## What to produce
Format every line of the records below as a Markdown table with two columns, Row and Text: number each row and skip blank lines. Leave the pictures out of the answer.

## Stored records

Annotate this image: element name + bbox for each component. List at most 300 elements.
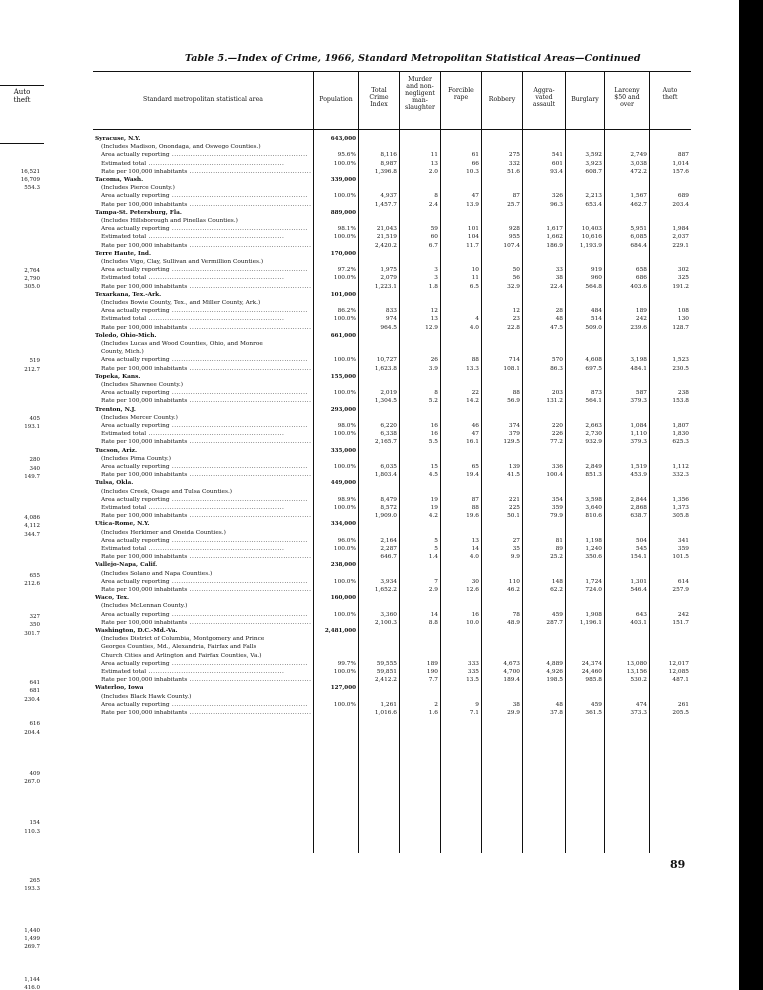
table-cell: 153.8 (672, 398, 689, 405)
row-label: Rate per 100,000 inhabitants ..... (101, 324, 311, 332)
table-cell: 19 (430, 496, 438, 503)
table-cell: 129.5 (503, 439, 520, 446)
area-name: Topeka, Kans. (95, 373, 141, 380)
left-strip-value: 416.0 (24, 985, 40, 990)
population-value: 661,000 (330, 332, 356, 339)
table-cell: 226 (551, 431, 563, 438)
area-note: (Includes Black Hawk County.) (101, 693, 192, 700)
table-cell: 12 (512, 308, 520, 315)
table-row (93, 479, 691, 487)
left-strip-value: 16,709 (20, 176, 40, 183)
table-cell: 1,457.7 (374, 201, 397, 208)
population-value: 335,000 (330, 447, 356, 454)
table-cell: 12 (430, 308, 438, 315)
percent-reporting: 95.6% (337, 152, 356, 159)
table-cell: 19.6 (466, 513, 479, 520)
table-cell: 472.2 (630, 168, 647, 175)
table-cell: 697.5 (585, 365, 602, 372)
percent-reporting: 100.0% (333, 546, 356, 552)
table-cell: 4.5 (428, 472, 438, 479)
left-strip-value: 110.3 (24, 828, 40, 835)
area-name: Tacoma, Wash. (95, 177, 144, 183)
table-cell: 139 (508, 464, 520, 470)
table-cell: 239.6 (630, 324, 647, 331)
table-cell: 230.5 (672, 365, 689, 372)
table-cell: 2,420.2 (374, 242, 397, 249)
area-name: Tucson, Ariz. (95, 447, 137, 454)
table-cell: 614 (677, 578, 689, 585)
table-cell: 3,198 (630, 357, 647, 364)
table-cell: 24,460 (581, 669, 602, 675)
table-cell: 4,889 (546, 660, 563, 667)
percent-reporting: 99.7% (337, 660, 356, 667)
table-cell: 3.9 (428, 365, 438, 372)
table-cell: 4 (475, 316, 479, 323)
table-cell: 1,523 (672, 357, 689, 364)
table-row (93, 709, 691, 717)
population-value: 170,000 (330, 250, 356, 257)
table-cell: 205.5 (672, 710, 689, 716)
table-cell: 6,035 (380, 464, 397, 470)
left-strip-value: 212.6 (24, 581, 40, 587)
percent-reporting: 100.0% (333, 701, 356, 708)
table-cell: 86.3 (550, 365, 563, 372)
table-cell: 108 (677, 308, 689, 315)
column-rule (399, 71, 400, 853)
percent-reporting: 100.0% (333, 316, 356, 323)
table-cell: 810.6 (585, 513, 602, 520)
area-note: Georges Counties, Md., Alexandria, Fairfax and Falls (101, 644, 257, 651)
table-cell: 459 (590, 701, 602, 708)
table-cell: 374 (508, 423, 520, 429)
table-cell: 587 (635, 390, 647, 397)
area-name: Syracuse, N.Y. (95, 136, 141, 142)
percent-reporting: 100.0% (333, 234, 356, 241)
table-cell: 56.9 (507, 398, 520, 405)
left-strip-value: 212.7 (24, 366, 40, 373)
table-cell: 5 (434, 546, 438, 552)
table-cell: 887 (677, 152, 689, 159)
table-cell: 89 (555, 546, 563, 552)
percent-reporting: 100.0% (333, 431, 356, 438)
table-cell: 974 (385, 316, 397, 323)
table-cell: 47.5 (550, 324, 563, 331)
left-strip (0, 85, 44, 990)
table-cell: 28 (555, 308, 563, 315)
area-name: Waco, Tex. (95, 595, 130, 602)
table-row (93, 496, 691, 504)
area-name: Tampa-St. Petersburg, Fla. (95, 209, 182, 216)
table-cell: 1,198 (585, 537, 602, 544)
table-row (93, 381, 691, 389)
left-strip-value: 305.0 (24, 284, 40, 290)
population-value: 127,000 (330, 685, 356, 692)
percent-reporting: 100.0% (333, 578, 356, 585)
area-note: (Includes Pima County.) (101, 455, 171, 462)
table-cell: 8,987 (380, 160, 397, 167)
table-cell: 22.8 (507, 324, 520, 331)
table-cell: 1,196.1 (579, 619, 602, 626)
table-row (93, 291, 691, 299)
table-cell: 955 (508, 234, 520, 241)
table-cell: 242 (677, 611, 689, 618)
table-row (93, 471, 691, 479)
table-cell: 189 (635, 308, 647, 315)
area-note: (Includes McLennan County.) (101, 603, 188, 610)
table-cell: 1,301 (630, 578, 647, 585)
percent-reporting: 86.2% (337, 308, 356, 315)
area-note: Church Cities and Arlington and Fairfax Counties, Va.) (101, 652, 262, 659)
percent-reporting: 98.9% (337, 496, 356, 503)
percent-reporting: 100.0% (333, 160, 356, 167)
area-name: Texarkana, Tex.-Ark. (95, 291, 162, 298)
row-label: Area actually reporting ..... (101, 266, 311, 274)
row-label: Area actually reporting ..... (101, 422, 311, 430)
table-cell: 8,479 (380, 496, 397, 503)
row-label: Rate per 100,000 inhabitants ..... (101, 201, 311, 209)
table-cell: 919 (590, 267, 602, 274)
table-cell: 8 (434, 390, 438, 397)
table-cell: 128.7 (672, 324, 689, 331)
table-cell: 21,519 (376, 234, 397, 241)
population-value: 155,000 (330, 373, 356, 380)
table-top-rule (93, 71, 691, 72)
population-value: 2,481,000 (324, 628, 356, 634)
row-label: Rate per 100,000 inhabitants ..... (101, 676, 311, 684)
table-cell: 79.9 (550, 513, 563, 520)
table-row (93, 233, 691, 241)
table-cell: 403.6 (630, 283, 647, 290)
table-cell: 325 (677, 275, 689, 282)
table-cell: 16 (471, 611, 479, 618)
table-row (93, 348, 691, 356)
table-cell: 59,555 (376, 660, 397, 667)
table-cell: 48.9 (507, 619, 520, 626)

## Exercise solution
| Row | Text |
|---|---|
| 1 | Annotate this image: element name + bbox for each component. List at most 300 elements. |
| 2 | table-cell: 153.8 (672, 398, 689, 405) |
| 3 | row-label: Rate per 100,000 inhabitants ..... (101, 324, 311, 332) |
| 4 | table-cell: 19 (430, 496, 438, 503) |
| 5 | table-cell: 129.5 (503, 439, 520, 446) |
| 6 | area-name: Topeka, Kans. (95, 373, 141, 380) |
| 7 | left-strip-value: 416.0 (24, 985, 40, 990) |
| 8 | population-value: 661,000 (330, 332, 356, 339) |
| 9 | table-cell: 226 (551, 431, 563, 438) |
| 10 | area-note: (Includes Black Hawk County.) (101, 693, 192, 700) |
| 11 | table-cell: 12 (512, 308, 520, 315) |
| 12 | table-row (93, 479, 691, 487) |
| 13 | left-strip-value: 16,709 (20, 176, 40, 183) |
| 14 | table-cell: 1,457.7 (374, 201, 397, 208) |
| 15 | population-value: 335,000 (330, 447, 356, 454) |
| 16 | table-cell: 12 (430, 308, 438, 315) |
| 17 | percent-reporting: 95.6% (337, 152, 356, 159) |
| 18 | table-cell: 19.6 (466, 513, 479, 520) |
| 19 | table-cell: 472.2 (630, 168, 647, 175) |
| 20 | table-cell: 697.5 (585, 365, 602, 372) |
| 21 | percent-reporting: 100.0% (333, 546, 356, 552) |
| 22 | table-cell: 4.5 (428, 472, 438, 479) |
| 23 | left-strip-value: 110.3 (24, 828, 40, 835) |
| 24 | area-name: Tacoma, Wash. (95, 177, 144, 183) |
| 25 | table-cell: 139 (508, 464, 520, 470) |
| 26 | table-cell: 239.6 (630, 324, 647, 331) |
| 27 | table-cell: 230.5 (672, 365, 689, 372) |
| 28 | table-cell: 2,420.2 (374, 242, 397, 249) |
| 29 | area-name: Tucson, Ariz. (95, 447, 137, 454) |
| 30 | table-cell: 614 (677, 578, 689, 585) |
| 31 | table-cell: 3,198 (630, 357, 647, 364) |
| 32 | table-cell: 24,460 (581, 669, 602, 675) |
| 33 | table-cell: 4,889 (546, 660, 563, 667) |
| 34 | percent-reporting: 99.7% (337, 660, 356, 667) |
| 35 | table-cell: 3.9 (428, 365, 438, 372) |
| 36 | table-cell: 4 (475, 316, 479, 323) |
| 37 | table-cell: 1,523 (672, 357, 689, 364) |
| 38 | table-row (93, 709, 691, 717) |
| 39 | population-value: 170,000 (330, 250, 356, 257) |
| 40 | table-cell: 205.5 (672, 710, 689, 716) |
| 41 | table-cell: 6,035 (380, 464, 397, 470) |
| 42 | left-strip-value: 212.6 (24, 581, 40, 587) |
| 43 | percent-reporting: 100.0% (333, 701, 356, 708) |
| 44 | table-cell: 86.3 (550, 365, 563, 372) |
| 45 | table-cell: 108 (677, 308, 689, 315) |
| 46 | column-rule (399, 71, 400, 853) |
| 47 | percent-reporting: 100.0% (333, 316, 356, 323) |
| 48 | table-cell: 810.6 (585, 513, 602, 520) |
| 49 | area-note: Georges Counties, Md., Alexandria, Fairfax and Falls (101, 644, 257, 651) |
| 50 | table-cell: 459 (590, 701, 602, 708) |
| 51 | table-cell: 374 (508, 423, 520, 429) |
| 52 | table-cell: 587 (635, 390, 647, 397) |
| 53 | area-name: Syracuse, N.Y. (95, 136, 141, 142) |
| 54 | percent-reporting: 100.0% (333, 234, 356, 241) |
| 55 | table-cell: 56.9 (507, 398, 520, 405) |
| 56 | left-strip-value: 212.7 (24, 366, 40, 373) |
| 57 | table-cell: 5 (434, 546, 438, 552) |
| 58 | table-cell: 887 (677, 152, 689, 159) |
| 59 | table-cell: 89 (555, 546, 563, 552) |
| 60 | percent-reporting: 100.0% (333, 431, 356, 438) |
| 61 | table-cell: 974 (385, 316, 397, 323) |
| 62 | table-cell: 47.5 (550, 324, 563, 331) |
| 63 | left-strip (0, 85, 44, 990) |
| 64 | table-cell: 28 (555, 308, 563, 315) |
| 65 | area-name: Waco, Tex. (95, 595, 130, 602) |
| 66 | table-row (93, 496, 691, 504) |
| 67 | area-name: Tampa-St. Petersburg, Fla. (95, 209, 182, 216) |
| 68 | table-cell: 1,198 (585, 537, 602, 544) |
| 69 | table-row (93, 381, 691, 389) |
| 70 | left-strip-value: 305.0 (24, 284, 40, 290) |
| 71 | population-value: 127,000 (330, 685, 356, 692) |
| 72 | percent-reporting: 100.0% (333, 578, 356, 585) |
| 73 | area-note: (Includes Pima County.) (101, 455, 171, 462) |
| 74 | table-cell: 8,987 (380, 160, 397, 167) |
| 75 | table-cell: 22.8 (507, 324, 520, 331) |
| 76 | table-cell: 1,196.1 (579, 619, 602, 626) |
| 77 | table-row (93, 291, 691, 299) |
| 78 | table-cell: 955 (508, 234, 520, 241) |
| 79 | table-cell: 242 (677, 611, 689, 618) |
| 80 | table-row (93, 471, 691, 479) |
| 81 | table-cell: 189 (635, 308, 647, 315) |
| 82 | area-note: (Includes McLennan County.) (101, 603, 188, 610) |
| 83 | table-cell: 1,301 (630, 578, 647, 585) |
| 84 | percent-reporting: 86.2% (337, 308, 356, 315) |
| 85 | area-note: Church Cities and Arlington and Fairfax Counties, Va.) (101, 652, 262, 659) |
| 86 | percent-reporting: 98.9% (337, 496, 356, 503) |
| 87 | percent-reporting: 100.0% (333, 160, 356, 167) |
| 88 | area-name: Texarkana, Tex.-Ark. (95, 291, 162, 298) |
| 89 | row-label: Area actually reporting ..... (101, 266, 311, 274) |
| 90 | row-label: Area actually reporting ..... (101, 422, 311, 430) |
| 91 | table-cell: 8,479 (380, 496, 397, 503) |
| 92 | row-label: Rate per 100,000 inhabitants ..... (101, 201, 311, 209) |
| 93 | table-cell: 919 (590, 267, 602, 274) |
| 94 | table-cell: 8 (434, 390, 438, 397) |
| 95 | table-cell: 128.7 (672, 324, 689, 331) |
| 96 | table-cell: 21,519 (376, 234, 397, 241) |
| 97 | population-value: 155,000 (330, 373, 356, 380) |
| 98 | table-top-rule (93, 71, 691, 72) |
| 99 | population-value: 2,481,000 (324, 628, 356, 634) |
| 100 | row-label: Rate per 100,000 inhabitants ..... (101, 676, 311, 684) |
| 101 | table-cell: 79.9 (550, 513, 563, 520) |
| 102 | table-row (93, 233, 691, 241) |
| 103 | table-cell: 403.6 (630, 283, 647, 290) |
| 104 | table-cell: 325 (677, 275, 689, 282) |
| 105 | table-cell: 16 (471, 611, 479, 618) |
| 106 | table-row (93, 348, 691, 356) |
| 107 | table-cell: 59,555 (376, 660, 397, 667) |
| 108 | table-cell: 48.9 (507, 619, 520, 626) |